--- ENTRIES ---
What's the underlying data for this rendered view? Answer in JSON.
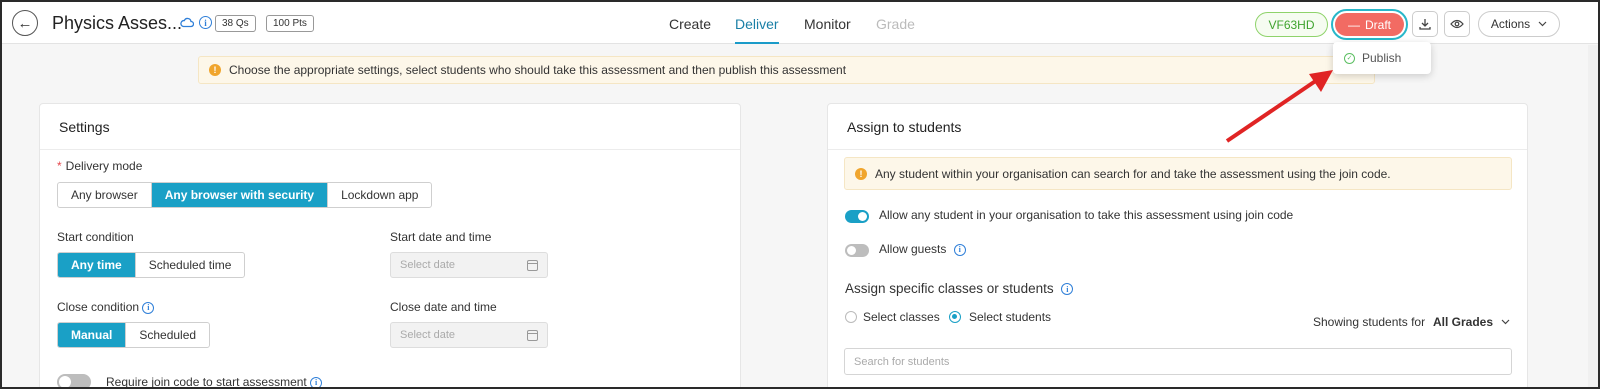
{
  "header": {
    "back_icon": "arrow-left-icon",
    "title": "Physics Asses...",
    "questions_badge": "38 Qs",
    "points_badge": "100 Pts",
    "tabs": [
      {
        "label": "Create",
        "state": "normal"
      },
      {
        "label": "Deliver",
        "state": "active"
      },
      {
        "label": "Monitor",
        "state": "normal"
      },
      {
        "label": "Grade",
        "state": "disabled"
      }
    ],
    "join_code": "VF63HD",
    "status_button": "Draft",
    "actions_label": "Actions"
  },
  "status_menu": {
    "publish_label": "Publish"
  },
  "banner": {
    "text": "Choose the appropriate settings, select students who should take this assessment and then publish this assessment"
  },
  "settings": {
    "title": "Settings",
    "delivery_mode": {
      "label": "Delivery mode",
      "options": [
        "Any browser",
        "Any browser with security",
        "Lockdown app"
      ],
      "selected": "Any browser with security"
    },
    "start_condition": {
      "label": "Start condition",
      "options": [
        "Any time",
        "Scheduled time"
      ],
      "selected": "Any time"
    },
    "start_datetime": {
      "label": "Start date and time",
      "placeholder": "Select date"
    },
    "close_condition": {
      "label": "Close condition",
      "options": [
        "Manual",
        "Scheduled"
      ],
      "selected": "Manual"
    },
    "close_datetime": {
      "label": "Close date and time",
      "placeholder": "Select date"
    },
    "join_code_toggle": {
      "label": "Require join code to start assessment",
      "on": false
    }
  },
  "assign": {
    "title": "Assign to students",
    "notice": "Any student within your organisation can search for and take the assessment using the join code.",
    "allow_join_code": {
      "label": "Allow any student in your organisation to take this assessment using join code",
      "on": true
    },
    "allow_guests": {
      "label": "Allow guests",
      "on": false
    },
    "specific_heading": "Assign specific classes or students",
    "radio_options": [
      "Select classes",
      "Select students"
    ],
    "radio_selected": "Select students",
    "showing_label": "Showing students for",
    "grade_filter": "All Grades",
    "search_placeholder": "Search for students"
  },
  "colors": {
    "accent": "#1aa0c6",
    "draft": "#f26b63",
    "join_code": "#3fa32e",
    "annotation_arrow": "#e02424"
  }
}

--- TASK TO COMPLETE ---
Pull out every line of the records that includes the string "security".

--- THE OUTPUT ---
        "Any browser with security",
      "selected": "Any browser with security"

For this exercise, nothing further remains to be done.